start MATERIAL PROVIDED

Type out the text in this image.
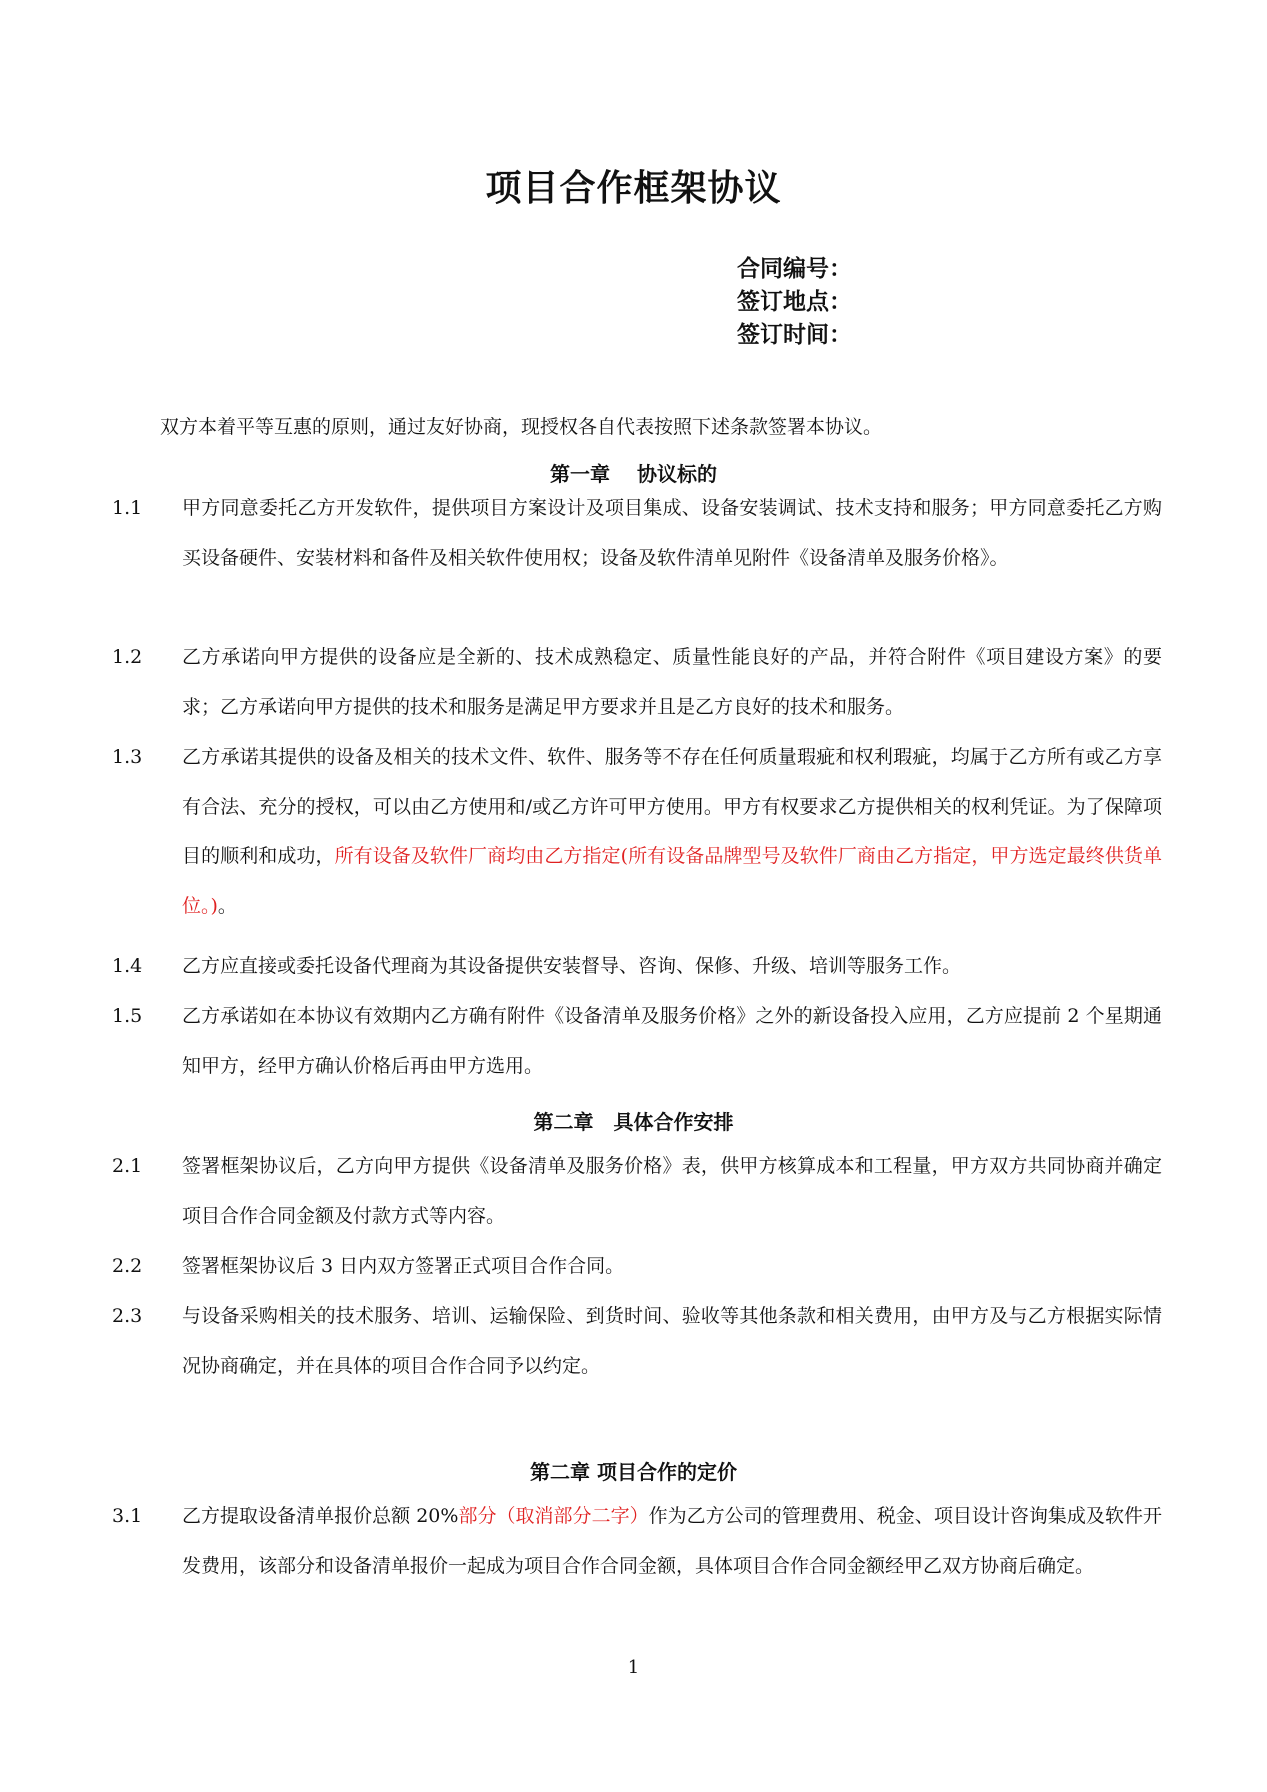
项目合作框架协议
合同编号：
签订地点：
签订时间：
双方本着平等互惠的原则，通过友好协商，现授权各自代表按照下述条款签署本协议。
第一章　 协议标的
1.1	甲方同意委托乙方开发软件，提供项目方案设计及项目集成、设备安装调试、技术支持和服务；甲方同意委托乙方购买设备硬件、安装材料和备件及相关软件使用权；设备及软件清单见附件《设备清单及服务价格》。
1.2	乙方承诺向甲方提供的设备应是全新的、技术成熟稳定、质量性能良好的产品，并符合附件《项目建设方案》的要求；乙方承诺向甲方提供的技术和服务是满足甲方要求并且是乙方良好的技术和服务。
1.3	乙方承诺其提供的设备及相关的技术文件、软件、服务等不存在任何质量瑕疵和权利瑕疵，均属于乙方所有或乙方享有合法、充分的授权，可以由乙方使用和/或乙方许可甲方使用。甲方有权要求乙方提供相关的权利凭证。为了保障项目的顺利和成功，所有设备及软件厂商均由乙方指定(所有设备品牌型号及软件厂商由乙方指定，甲方选定最终供货单位。)。
1.4	乙方应直接或委托设备代理商为其设备提供安装督导、咨询、保修、升级、培训等服务工作。
1.5	乙方承诺如在本协议有效期内乙方确有附件《设备清单及服务价格》之外的新设备投入应用，乙方应提前 2 个星期通知甲方，经甲方确认价格后再由甲方选用。
第二章　具体合作安排
2.1	签署框架协议后，乙方向甲方提供《设备清单及服务价格》表，供甲方核算成本和工程量，甲方双方共同协商并确定项目合作合同金额及付款方式等内容。
2.2	签署框架协议后 3 日内双方签署正式项目合作合同。
2.3	与设备采购相关的技术服务、培训、运输保险、到货时间、验收等其他条款和相关费用，由甲方及与乙方根据实际情况协商确定，并在具体的项目合作合同予以约定。
第二章 项目合作的定价
3.1	乙方提取设备清单报价总额 20%部分（取消部分二字）作为乙方公司的管理费用、税金、项目设计咨询集成及软件开发费用，该部分和设备清单报价一起成为项目合作合同金额，具体项目合作合同金额经甲乙双方协商后确定。
1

end MATERIAL PROVIDED

■ **EXERCISE OBJECTIVE**: Reproduce the listing above exactly, excluding all pictures.

■ **TASK SOLUTION**:
Type out the text in this image.
项目合作框架协议
合同编号：
签订地点：
签订时间：
双方本着平等互惠的原则，通过友好协商，现授权各自代表按照下述条款签署本协议。
第一章　 协议标的
1.1	甲方同意委托乙方开发软件，提供项目方案设计及项目集成、设备安装调试、技术支持和服务；甲方同意委托乙方购买设备硬件、安装材料和备件及相关软件使用权；设备及软件清单见附件《设备清单及服务价格》。
1.2	乙方承诺向甲方提供的设备应是全新的、技术成熟稳定、质量性能良好的产品，并符合附件《项目建设方案》的要求；乙方承诺向甲方提供的技术和服务是满足甲方要求并且是乙方良好的技术和服务。
1.3	乙方承诺其提供的设备及相关的技术文件、软件、服务等不存在任何质量瑕疵和权利瑕疵，均属于乙方所有或乙方享有合法、充分的授权，可以由乙方使用和/或乙方许可甲方使用。甲方有权要求乙方提供相关的权利凭证。为了保障项目的顺利和成功，所有设备及软件厂商均由乙方指定(所有设备品牌型号及软件厂商由乙方指定，甲方选定最终供货单位。)。
1.4	乙方应直接或委托设备代理商为其设备提供安装督导、咨询、保修、升级、培训等服务工作。
1.5	乙方承诺如在本协议有效期内乙方确有附件《设备清单及服务价格》之外的新设备投入应用，乙方应提前 2 个星期通知甲方，经甲方确认价格后再由甲方选用。
第二章　具体合作安排
2.1	签署框架协议后，乙方向甲方提供《设备清单及服务价格》表，供甲方核算成本和工程量，甲方双方共同协商并确定项目合作合同金额及付款方式等内容。
2.2	签署框架协议后 3 日内双方签署正式项目合作合同。
2.3	与设备采购相关的技术服务、培训、运输保险、到货时间、验收等其他条款和相关费用，由甲方及与乙方根据实际情况协商确定，并在具体的项目合作合同予以约定。
第二章 项目合作的定价
3.1	乙方提取设备清单报价总额 20%部分（取消部分二字）作为乙方公司的管理费用、税金、项目设计咨询集成及软件开发费用，该部分和设备清单报价一起成为项目合作合同金额，具体项目合作合同金额经甲乙双方协商后确定。
1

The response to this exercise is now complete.